## To be done:
Repeat all entries exactly.

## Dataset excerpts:
# # # # # # #
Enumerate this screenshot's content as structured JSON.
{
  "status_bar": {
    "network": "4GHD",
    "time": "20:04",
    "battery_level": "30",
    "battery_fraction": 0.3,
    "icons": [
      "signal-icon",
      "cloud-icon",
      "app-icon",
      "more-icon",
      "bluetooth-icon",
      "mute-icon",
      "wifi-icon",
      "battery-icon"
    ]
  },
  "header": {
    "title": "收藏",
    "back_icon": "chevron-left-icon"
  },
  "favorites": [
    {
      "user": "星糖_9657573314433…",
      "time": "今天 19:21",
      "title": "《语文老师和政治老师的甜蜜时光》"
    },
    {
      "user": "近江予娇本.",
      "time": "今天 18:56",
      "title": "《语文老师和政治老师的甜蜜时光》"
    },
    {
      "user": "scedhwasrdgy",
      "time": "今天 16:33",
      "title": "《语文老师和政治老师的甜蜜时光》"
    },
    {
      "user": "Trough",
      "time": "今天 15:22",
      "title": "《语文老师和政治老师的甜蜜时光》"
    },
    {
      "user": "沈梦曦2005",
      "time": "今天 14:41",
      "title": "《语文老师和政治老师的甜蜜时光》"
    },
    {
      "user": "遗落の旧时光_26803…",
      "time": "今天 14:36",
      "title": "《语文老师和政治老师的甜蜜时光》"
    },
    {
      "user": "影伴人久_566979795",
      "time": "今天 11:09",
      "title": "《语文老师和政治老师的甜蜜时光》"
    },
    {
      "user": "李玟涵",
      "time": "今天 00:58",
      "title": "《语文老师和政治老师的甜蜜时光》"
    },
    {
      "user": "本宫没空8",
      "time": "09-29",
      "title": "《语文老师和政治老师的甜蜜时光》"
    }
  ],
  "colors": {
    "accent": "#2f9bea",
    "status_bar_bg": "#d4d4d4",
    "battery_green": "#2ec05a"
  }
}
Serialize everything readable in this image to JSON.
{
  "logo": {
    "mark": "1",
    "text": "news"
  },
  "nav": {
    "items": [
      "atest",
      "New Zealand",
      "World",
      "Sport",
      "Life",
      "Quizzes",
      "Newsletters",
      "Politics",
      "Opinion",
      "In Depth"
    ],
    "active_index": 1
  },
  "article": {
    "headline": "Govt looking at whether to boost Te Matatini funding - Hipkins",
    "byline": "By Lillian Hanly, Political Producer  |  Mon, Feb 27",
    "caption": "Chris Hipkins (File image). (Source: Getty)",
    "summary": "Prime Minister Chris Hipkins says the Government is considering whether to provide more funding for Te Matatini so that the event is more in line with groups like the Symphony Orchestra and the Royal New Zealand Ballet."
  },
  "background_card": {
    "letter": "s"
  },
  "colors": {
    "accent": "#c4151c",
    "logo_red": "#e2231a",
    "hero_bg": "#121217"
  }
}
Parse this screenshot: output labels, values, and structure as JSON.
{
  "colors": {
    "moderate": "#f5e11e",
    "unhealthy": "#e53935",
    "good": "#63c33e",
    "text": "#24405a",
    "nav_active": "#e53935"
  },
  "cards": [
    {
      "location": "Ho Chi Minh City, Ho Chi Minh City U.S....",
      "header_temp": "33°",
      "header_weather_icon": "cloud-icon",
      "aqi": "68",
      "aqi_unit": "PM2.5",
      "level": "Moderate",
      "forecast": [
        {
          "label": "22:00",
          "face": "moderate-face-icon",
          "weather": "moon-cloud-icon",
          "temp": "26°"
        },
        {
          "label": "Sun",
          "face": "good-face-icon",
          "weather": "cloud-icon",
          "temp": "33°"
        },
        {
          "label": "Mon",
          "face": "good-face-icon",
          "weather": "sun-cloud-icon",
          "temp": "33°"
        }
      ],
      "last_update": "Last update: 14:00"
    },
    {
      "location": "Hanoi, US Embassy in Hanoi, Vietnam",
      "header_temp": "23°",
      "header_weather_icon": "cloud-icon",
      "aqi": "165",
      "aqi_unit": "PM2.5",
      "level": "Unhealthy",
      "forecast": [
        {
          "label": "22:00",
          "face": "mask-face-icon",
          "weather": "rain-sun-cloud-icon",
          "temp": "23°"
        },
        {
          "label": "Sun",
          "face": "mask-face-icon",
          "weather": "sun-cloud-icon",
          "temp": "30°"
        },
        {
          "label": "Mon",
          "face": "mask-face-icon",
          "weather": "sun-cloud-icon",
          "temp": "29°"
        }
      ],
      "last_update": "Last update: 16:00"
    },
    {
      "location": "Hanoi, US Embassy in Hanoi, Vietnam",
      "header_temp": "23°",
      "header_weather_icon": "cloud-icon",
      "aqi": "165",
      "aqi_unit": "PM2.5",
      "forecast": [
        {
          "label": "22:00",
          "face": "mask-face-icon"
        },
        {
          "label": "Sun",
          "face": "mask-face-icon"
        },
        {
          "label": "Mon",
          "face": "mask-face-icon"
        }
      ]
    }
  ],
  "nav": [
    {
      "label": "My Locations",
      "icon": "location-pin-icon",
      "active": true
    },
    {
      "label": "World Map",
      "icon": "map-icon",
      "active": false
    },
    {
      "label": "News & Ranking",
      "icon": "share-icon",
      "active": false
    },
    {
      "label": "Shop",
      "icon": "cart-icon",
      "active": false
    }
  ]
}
# # # # # # #
## Task solution:
Enumerate this screenshot's content as structured JSON.
{
  "status_bar": {
    "network": "4GHD",
    "time": "20:04",
    "battery_level": "30",
    "battery_fraction": 0.3,
    "icons": [
      "signal-icon",
      "cloud-icon",
      "app-icon",
      "more-icon",
      "bluetooth-icon",
      "mute-icon",
      "wifi-icon",
      "battery-icon"
    ]
  },
  "header": {
    "title": "收藏",
    "back_icon": "chevron-left-icon"
  },
  "favorites": [
    {
      "user": "星糖_9657573314433…",
      "time": "今天 19:21",
      "title": "《语文老师和政治老师的甜蜜时光》"
    },
    {
      "user": "近江予娇本.",
      "time": "今天 18:56",
      "title": "《语文老师和政治老师的甜蜜时光》"
    },
    {
      "user": "scedhwasrdgy",
      "time": "今天 16:33",
      "title": "《语文老师和政治老师的甜蜜时光》"
    },
    {
      "user": "Trough",
      "time": "今天 15:22",
      "title": "《语文老师和政治老师的甜蜜时光》"
    },
    {
      "user": "沈梦曦2005",
      "time": "今天 14:41",
      "title": "《语文老师和政治老师的甜蜜时光》"
    },
    {
      "user": "遗落の旧时光_26803…",
      "time": "今天 14:36",
      "title": "《语文老师和政治老师的甜蜜时光》"
    },
    {
      "user": "影伴人久_566979795",
      "time": "今天 11:09",
      "title": "《语文老师和政治老师的甜蜜时光》"
    },
    {
      "user": "李玟涵",
      "time": "今天 00:58",
      "title": "《语文老师和政治老师的甜蜜时光》"
    },
    {
      "user": "本宫没空8",
      "time": "09-29",
      "title": "《语文老师和政治老师的甜蜜时光》"
    }
  ],
  "colors": {
    "accent": "#2f9bea",
    "status_bar_bg": "#d4d4d4",
    "battery_green": "#2ec05a"
  }
}
Serialize everything readable in this image to JSON.
{
  "logo": {
    "mark": "1",
    "text": "news"
  },
  "nav": {
    "items": [
      "atest",
      "New Zealand",
      "World",
      "Sport",
      "Life",
      "Quizzes",
      "Newsletters",
      "Politics",
      "Opinion",
      "In Depth"
    ],
    "active_index": 1
  },
  "article": {
    "headline": "Govt looking at whether to boost Te Matatini funding - Hipkins",
    "byline": "By Lillian Hanly, Political Producer  |  Mon, Feb 27",
    "caption": "Chris Hipkins (File image). (Source: Getty)",
    "summary": "Prime Minister Chris Hipkins says the Government is considering whether to provide more funding for Te Matatini so that the event is more in line with groups like the Symphony Orchestra and the Royal New Zealand Ballet."
  },
  "background_card": {
    "letter": "s"
  },
  "colors": {
    "accent": "#c4151c",
    "logo_red": "#e2231a",
    "hero_bg": "#121217"
  }
}
Parse this screenshot: output labels, values, and structure as JSON.
{
  "colors": {
    "moderate": "#f5e11e",
    "unhealthy": "#e53935",
    "good": "#63c33e",
    "text": "#24405a",
    "nav_active": "#e53935"
  },
  "cards": [
    {
      "location": "Ho Chi Minh City, Ho Chi Minh City U.S....",
      "header_temp": "33°",
      "header_weather_icon": "cloud-icon",
      "aqi": "68",
      "aqi_unit": "PM2.5",
      "level": "Moderate",
      "forecast": [
        {
          "label": "22:00",
          "face": "moderate-face-icon",
          "weather": "moon-cloud-icon",
          "temp": "26°"
        },
        {
          "label": "Sun",
          "face": "good-face-icon",
          "weather": "cloud-icon",
          "temp": "33°"
        },
        {
          "label": "Mon",
          "face": "good-face-icon",
          "weather": "sun-cloud-icon",
          "temp": "33°"
        }
      ],
      "last_update": "Last update: 14:00"
    },
    {
      "location": "Hanoi, US Embassy in Hanoi, Vietnam",
      "header_temp": "23°",
      "header_weather_icon": "cloud-icon",
      "aqi": "165",
      "aqi_unit": "PM2.5",
      "level": "Unhealthy",
      "forecast": [
        {
          "label": "22:00",
          "face": "mask-face-icon",
          "weather": "rain-sun-cloud-icon",
          "temp": "23°"
        },
        {
          "label": "Sun",
          "face": "mask-face-icon",
          "weather": "sun-cloud-icon",
          "temp": "30°"
        },
        {
          "label": "Mon",
          "face": "mask-face-icon",
          "weather": "sun-cloud-icon",
          "temp": "29°"
        }
      ],
      "last_update": "Last update: 16:00"
    },
    {
      "location": "Hanoi, US Embassy in Hanoi, Vietnam",
      "header_temp": "23°",
      "header_weather_icon": "cloud-icon",
      "aqi": "165",
      "aqi_unit": "PM2.5",
      "forecast": [
        {
          "label": "22:00",
          "face": "mask-face-icon"
        },
        {
          "label": "Sun",
          "face": "mask-face-icon"
        },
        {
          "label": "Mon",
          "face": "mask-face-icon"
        }
      ]
    }
  ],
  "nav": [
    {
      "label": "My Locations",
      "icon": "location-pin-icon",
      "active": true
    },
    {
      "label": "World Map",
      "icon": "map-icon",
      "active": false
    },
    {
      "label": "News & Ranking",
      "icon": "share-icon",
      "active": false
    },
    {
      "label": "Shop",
      "icon": "cart-icon",
      "active": false
    }
  ]
}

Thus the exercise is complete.